[Saved entries]
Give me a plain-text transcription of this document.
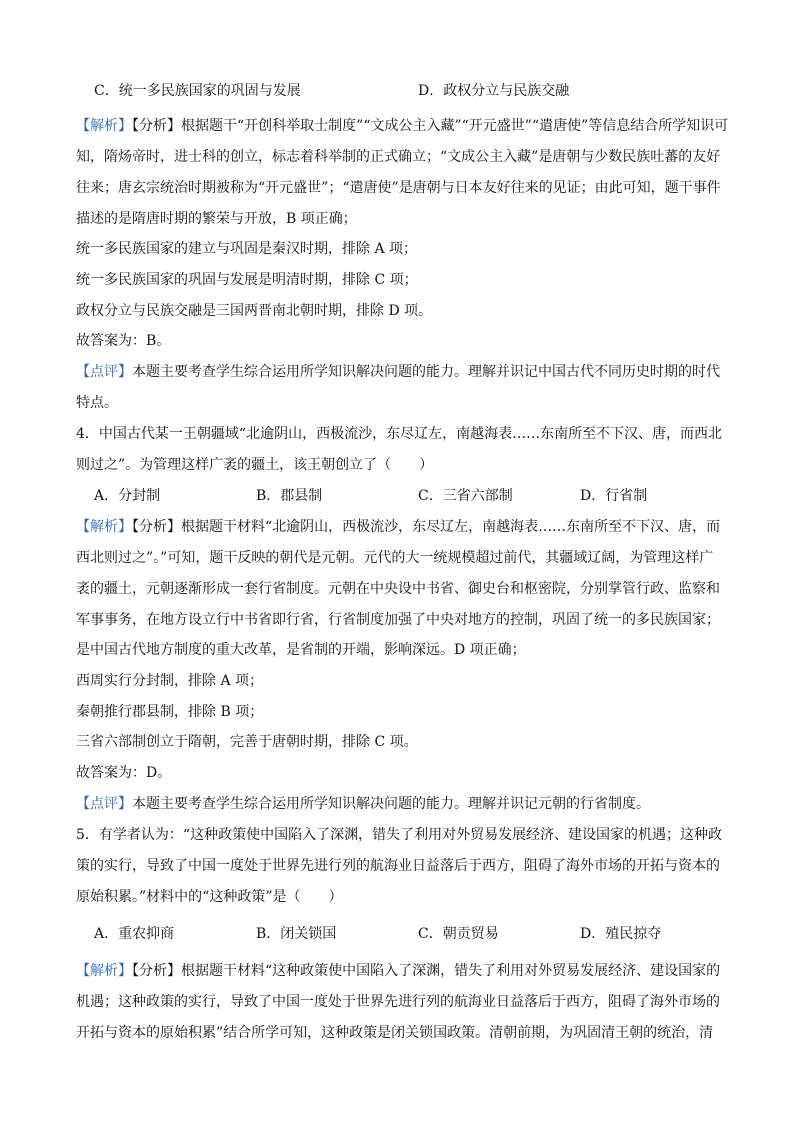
C．统一多民族国家的巩固与发展	D．政权分立与民族交融
【解析】【分析】根据题干“开创科举取士制度”“文成公主入藏”“开元盛世”“遣唐使”等信息结合所学知识可
知，隋炀帝时，进士科的创立，标志着科举制的正式确立；“文成公主入藏”是唐朝与少数民族吐蕃的友好
往来；唐玄宗统治时期被称为“开元盛世”；“遣唐使”是唐朝与日本友好往来的见证；由此可知，题干事件
描述的是隋唐时期的繁荣与开放，B 项正确；
统一多民族国家的建立与巩固是秦汉时期，排除 A 项；
统一多民族国家的巩固与发展是明清时期，排除 C 项；
政权分立与民族交融是三国两晋南北朝时期，排除 D 项。
故答案为：B。
【点评】本题主要考查学生综合运用所学知识解决问题的能力。理解并识记中国古代不同历史时期的时代
特点。
4．中国古代某一王朝疆域“北逾阴山，西极流沙，东尽辽左，南越海表……东南所至不下汉、唐，而西北
则过之”。为管理这样广袤的疆土，该王朝创立了（　　）
A．分封制	B．郡县制	C．三省六部制	D．行省制
【解析】【分析】根据题干材料“北逾阴山，西极流沙，东尽辽左，南越海表……东南所至不下汉、唐，而
西北则过之”。”可知，题干反映的朝代是元朝。元代的大一统规模超过前代，其疆域辽阔，为管理这样广
袤的疆土，元朝逐渐形成一套行省制度。元朝在中央设中书省、御史台和枢密院，分别掌管行政、监察和
军事事务，在地方设立行中书省即行省，行省制度加强了中央对地方的控制，巩固了统一的多民族国家；
是中国古代地方制度的重大改革，是省制的开端，影响深远。D 项正确；
西周实行分封制，排除 A 项；
秦朝推行郡县制，排除 B 项；
三省六部制创立于隋朝，完善于唐朝时期，排除 C 项。
故答案为：D。
【点评】本题主要考查学生综合运用所学知识解决问题的能力。理解并识记元朝的行省制度。
5．有学者认为：“这种政策使中国陷入了深渊，错失了利用对外贸易发展经济、建设国家的机遇；这种政
策的实行，导致了中国一度处于世界先进行列的航海业日益落后于西方，阻碍了海外市场的开拓与资本的
原始积累。”材料中的“这种政策”是（　　）
A．重农抑商	B．闭关锁国	C．朝贡贸易	D．殖民掠夺
【解析】【分析】根据题干材料“这种政策使中国陷入了深渊，错失了利用对外贸易发展经济、建设国家的
机遇；这种政策的实行，导致了中国一度处于世界先进行列的航海业日益落后于西方，阻碍了海外市场的
开拓与资本的原始积累”结合所学可知，这种政策是闭关锁国政策。清朝前期，为巩固清王朝的统治，清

Instructions for the task:
Every record above must be given again exactly; drop the pictures.

Correct output:
Give me a plain-text transcription of this document.
C．统一多民族国家的巩固与发展	D．政权分立与民族交融
【解析】【分析】根据题干“开创科举取士制度”“文成公主入藏”“开元盛世”“遣唐使”等信息结合所学知识可
知，隋炀帝时，进士科的创立，标志着科举制的正式确立；“文成公主入藏”是唐朝与少数民族吐蕃的友好
往来；唐玄宗统治时期被称为“开元盛世”；“遣唐使”是唐朝与日本友好往来的见证；由此可知，题干事件
描述的是隋唐时期的繁荣与开放，B 项正确；
统一多民族国家的建立与巩固是秦汉时期，排除 A 项；
统一多民族国家的巩固与发展是明清时期，排除 C 项；
政权分立与民族交融是三国两晋南北朝时期，排除 D 项。
故答案为：B。
【点评】本题主要考查学生综合运用所学知识解决问题的能力。理解并识记中国古代不同历史时期的时代
特点。
4．中国古代某一王朝疆域“北逾阴山，西极流沙，东尽辽左，南越海表……东南所至不下汉、唐，而西北
则过之”。为管理这样广袤的疆土，该王朝创立了（　　）
A．分封制	B．郡县制	C．三省六部制	D．行省制
【解析】【分析】根据题干材料“北逾阴山，西极流沙，东尽辽左，南越海表……东南所至不下汉、唐，而
西北则过之”。”可知，题干反映的朝代是元朝。元代的大一统规模超过前代，其疆域辽阔，为管理这样广
袤的疆土，元朝逐渐形成一套行省制度。元朝在中央设中书省、御史台和枢密院，分别掌管行政、监察和
军事事务，在地方设立行中书省即行省，行省制度加强了中央对地方的控制，巩固了统一的多民族国家；
是中国古代地方制度的重大改革，是省制的开端，影响深远。D 项正确；
西周实行分封制，排除 A 项；
秦朝推行郡县制，排除 B 项；
三省六部制创立于隋朝，完善于唐朝时期，排除 C 项。
故答案为：D。
【点评】本题主要考查学生综合运用所学知识解决问题的能力。理解并识记元朝的行省制度。
5．有学者认为：“这种政策使中国陷入了深渊，错失了利用对外贸易发展经济、建设国家的机遇；这种政
策的实行，导致了中国一度处于世界先进行列的航海业日益落后于西方，阻碍了海外市场的开拓与资本的
原始积累。”材料中的“这种政策”是（　　）
A．重农抑商	B．闭关锁国	C．朝贡贸易	D．殖民掠夺
【解析】【分析】根据题干材料“这种政策使中国陷入了深渊，错失了利用对外贸易发展经济、建设国家的
机遇；这种政策的实行，导致了中国一度处于世界先进行列的航海业日益落后于西方，阻碍了海外市场的
开拓与资本的原始积累”结合所学可知，这种政策是闭关锁国政策。清朝前期，为巩固清王朝的统治，清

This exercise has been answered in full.